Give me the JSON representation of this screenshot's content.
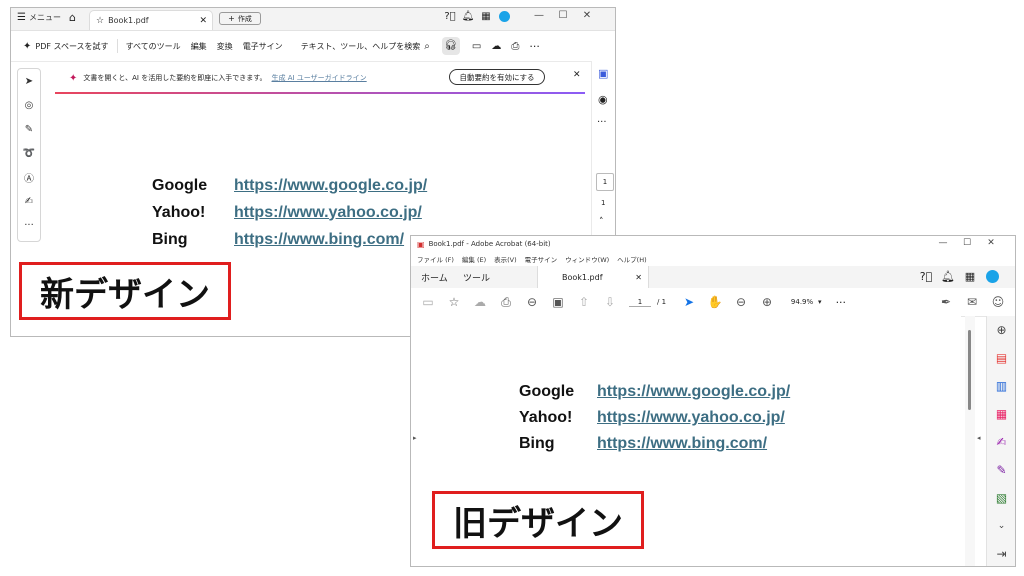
{
  "new_window": {
    "titlebar": {
      "menu_label": "メニュー",
      "tab_title": "Book1.pdf",
      "create_label": "作成"
    },
    "toolbar": {
      "pdf_spaces": "PDF スペースを試す",
      "all_tools": "すべてのツール",
      "edit": "編集",
      "convert": "変換",
      "esign": "電子サイン",
      "search": "テキスト、ツール、ヘルプを検索"
    },
    "banner": {
      "message": "文書を開くと、AI を活用した要約を即座に入手できます。",
      "link": "生成 AI ユーザーガイドライン",
      "button": "自動要約を有効にする"
    },
    "page_input": "1",
    "page_total": "1",
    "links": [
      {
        "name": "Google",
        "url": "https://www.google.co.jp/"
      },
      {
        "name": "Yahoo!",
        "url": "https://www.yahoo.co.jp/"
      },
      {
        "name": "Bing",
        "url": "https://www.bing.com/"
      }
    ]
  },
  "old_window": {
    "title": "Book1.pdf - Adobe Acrobat (64-bit)",
    "menu": [
      "ファイル (F)",
      "編集 (E)",
      "表示(V)",
      "電子サイン",
      "ウィンドウ(W)",
      "ヘルプ(H)"
    ],
    "tabs": {
      "home": "ホーム",
      "tools": "ツール",
      "doc": "Book1.pdf"
    },
    "page_current": "1",
    "page_total": "/ 1",
    "zoom": "94.9%",
    "links": [
      {
        "name": "Google",
        "url": "https://www.google.co.jp/"
      },
      {
        "name": "Yahoo!",
        "url": "https://www.yahoo.co.jp/"
      },
      {
        "name": "Bing",
        "url": "https://www.bing.com/"
      }
    ]
  },
  "labels": {
    "new_design": "新デザイン",
    "old_design": "旧デザイン"
  },
  "colors": {
    "highlight_border": "#e01e1e",
    "link": "#3d6e83",
    "avatar": "#1aa3e8",
    "cursor_tool": "#1473e6"
  }
}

——

Restate each line of the records exactly; pictures do not belong in the copy.

COMPLETED EXERCISE:
Give me the JSON representation of this screenshot's content.
{
  "new_window": {
    "titlebar": {
      "menu_label": "メニュー",
      "tab_title": "Book1.pdf",
      "create_label": "作成"
    },
    "toolbar": {
      "pdf_spaces": "PDF スペースを試す",
      "all_tools": "すべてのツール",
      "edit": "編集",
      "convert": "変換",
      "esign": "電子サイン",
      "search": "テキスト、ツール、ヘルプを検索"
    },
    "banner": {
      "message": "文書を開くと、AI を活用した要約を即座に入手できます。",
      "link": "生成 AI ユーザーガイドライン",
      "button": "自動要約を有効にする"
    },
    "page_input": "1",
    "page_total": "1",
    "links": [
      {
        "name": "Google",
        "url": "https://www.google.co.jp/"
      },
      {
        "name": "Yahoo!",
        "url": "https://www.yahoo.co.jp/"
      },
      {
        "name": "Bing",
        "url": "https://www.bing.com/"
      }
    ]
  },
  "old_window": {
    "title": "Book1.pdf - Adobe Acrobat (64-bit)",
    "menu": [
      "ファイル (F)",
      "編集 (E)",
      "表示(V)",
      "電子サイン",
      "ウィンドウ(W)",
      "ヘルプ(H)"
    ],
    "tabs": {
      "home": "ホーム",
      "tools": "ツール",
      "doc": "Book1.pdf"
    },
    "page_current": "1",
    "page_total": "/ 1",
    "zoom": "94.9%",
    "links": [
      {
        "name": "Google",
        "url": "https://www.google.co.jp/"
      },
      {
        "name": "Yahoo!",
        "url": "https://www.yahoo.co.jp/"
      },
      {
        "name": "Bing",
        "url": "https://www.bing.com/"
      }
    ]
  },
  "labels": {
    "new_design": "新デザイン",
    "old_design": "旧デザイン"
  },
  "colors": {
    "highlight_border": "#e01e1e",
    "link": "#3d6e83",
    "avatar": "#1aa3e8",
    "cursor_tool": "#1473e6"
  }
}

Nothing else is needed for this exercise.